What the task requires: The listing below should be written out exactly; please include all of it.

───

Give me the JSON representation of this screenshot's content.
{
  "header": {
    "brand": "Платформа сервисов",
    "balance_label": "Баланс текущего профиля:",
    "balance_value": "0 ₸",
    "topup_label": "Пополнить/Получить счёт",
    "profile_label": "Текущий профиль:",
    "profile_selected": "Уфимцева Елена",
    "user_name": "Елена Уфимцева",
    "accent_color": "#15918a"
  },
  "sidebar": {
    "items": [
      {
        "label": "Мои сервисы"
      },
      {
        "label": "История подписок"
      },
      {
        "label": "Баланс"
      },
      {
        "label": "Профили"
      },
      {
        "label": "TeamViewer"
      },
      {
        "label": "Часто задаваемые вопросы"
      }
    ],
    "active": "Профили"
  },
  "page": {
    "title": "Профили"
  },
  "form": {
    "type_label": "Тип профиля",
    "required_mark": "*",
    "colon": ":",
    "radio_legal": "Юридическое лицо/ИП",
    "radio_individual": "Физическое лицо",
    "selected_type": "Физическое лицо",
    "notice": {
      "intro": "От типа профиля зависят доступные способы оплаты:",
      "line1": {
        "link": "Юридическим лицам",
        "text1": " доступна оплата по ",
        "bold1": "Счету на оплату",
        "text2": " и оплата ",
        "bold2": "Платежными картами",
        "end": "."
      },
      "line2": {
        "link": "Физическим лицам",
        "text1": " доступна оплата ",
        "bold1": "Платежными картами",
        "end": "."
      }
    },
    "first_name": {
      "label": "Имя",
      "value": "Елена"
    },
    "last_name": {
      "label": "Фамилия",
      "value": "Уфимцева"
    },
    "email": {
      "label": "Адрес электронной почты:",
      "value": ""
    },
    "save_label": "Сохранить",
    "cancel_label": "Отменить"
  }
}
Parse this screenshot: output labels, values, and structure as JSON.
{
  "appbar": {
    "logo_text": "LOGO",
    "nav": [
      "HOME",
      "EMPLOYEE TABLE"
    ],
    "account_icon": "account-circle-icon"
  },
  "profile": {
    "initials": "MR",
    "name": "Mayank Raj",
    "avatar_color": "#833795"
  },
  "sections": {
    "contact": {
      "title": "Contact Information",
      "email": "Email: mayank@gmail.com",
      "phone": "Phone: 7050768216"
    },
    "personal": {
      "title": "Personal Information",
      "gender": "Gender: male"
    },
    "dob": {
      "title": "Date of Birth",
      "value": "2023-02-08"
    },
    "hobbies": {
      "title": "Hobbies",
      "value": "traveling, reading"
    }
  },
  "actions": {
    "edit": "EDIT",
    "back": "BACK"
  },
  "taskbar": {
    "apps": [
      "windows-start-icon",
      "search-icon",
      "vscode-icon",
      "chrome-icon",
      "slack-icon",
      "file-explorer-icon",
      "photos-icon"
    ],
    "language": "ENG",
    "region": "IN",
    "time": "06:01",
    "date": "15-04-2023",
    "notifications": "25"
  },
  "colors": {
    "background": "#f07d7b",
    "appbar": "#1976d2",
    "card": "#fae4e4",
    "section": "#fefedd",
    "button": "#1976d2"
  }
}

───

Result:
Give me the JSON representation of this screenshot's content.
{
  "header": {
    "brand": "Платформа сервисов",
    "balance_label": "Баланс текущего профиля:",
    "balance_value": "0 ₸",
    "topup_label": "Пополнить/Получить счёт",
    "profile_label": "Текущий профиль:",
    "profile_selected": "Уфимцева Елена",
    "user_name": "Елена Уфимцева",
    "accent_color": "#15918a"
  },
  "sidebar": {
    "items": [
      {
        "label": "Мои сервисы"
      },
      {
        "label": "История подписок"
      },
      {
        "label": "Баланс"
      },
      {
        "label": "Профили"
      },
      {
        "label": "TeamViewer"
      },
      {
        "label": "Часто задаваемые вопросы"
      }
    ],
    "active": "Профили"
  },
  "page": {
    "title": "Профили"
  },
  "form": {
    "type_label": "Тип профиля",
    "required_mark": "*",
    "colon": ":",
    "radio_legal": "Юридическое лицо/ИП",
    "radio_individual": "Физическое лицо",
    "selected_type": "Физическое лицо",
    "notice": {
      "intro": "От типа профиля зависят доступные способы оплаты:",
      "line1": {
        "link": "Юридическим лицам",
        "text1": " доступна оплата по ",
        "bold1": "Счету на оплату",
        "text2": " и оплата ",
        "bold2": "Платежными картами",
        "end": "."
      },
      "line2": {
        "link": "Физическим лицам",
        "text1": " доступна оплата ",
        "bold1": "Платежными картами",
        "end": "."
      }
    },
    "first_name": {
      "label": "Имя",
      "value": "Елена"
    },
    "last_name": {
      "label": "Фамилия",
      "value": "Уфимцева"
    },
    "email": {
      "label": "Адрес электронной почты:",
      "value": ""
    },
    "save_label": "Сохранить",
    "cancel_label": "Отменить"
  }
}
Parse this screenshot: output labels, values, and structure as JSON.
{
  "appbar": {
    "logo_text": "LOGO",
    "nav": [
      "HOME",
      "EMPLOYEE TABLE"
    ],
    "account_icon": "account-circle-icon"
  },
  "profile": {
    "initials": "MR",
    "name": "Mayank Raj",
    "avatar_color": "#833795"
  },
  "sections": {
    "contact": {
      "title": "Contact Information",
      "email": "Email: mayank@gmail.com",
      "phone": "Phone: 7050768216"
    },
    "personal": {
      "title": "Personal Information",
      "gender": "Gender: male"
    },
    "dob": {
      "title": "Date of Birth",
      "value": "2023-02-08"
    },
    "hobbies": {
      "title": "Hobbies",
      "value": "traveling, reading"
    }
  },
  "actions": {
    "edit": "EDIT",
    "back": "BACK"
  },
  "taskbar": {
    "apps": [
      "windows-start-icon",
      "search-icon",
      "vscode-icon",
      "chrome-icon",
      "slack-icon",
      "file-explorer-icon",
      "photos-icon"
    ],
    "language": "ENG",
    "region": "IN",
    "time": "06:01",
    "date": "15-04-2023",
    "notifications": "25"
  },
  "colors": {
    "background": "#f07d7b",
    "appbar": "#1976d2",
    "card": "#fae4e4",
    "section": "#fefedd",
    "button": "#1976d2"
  }
}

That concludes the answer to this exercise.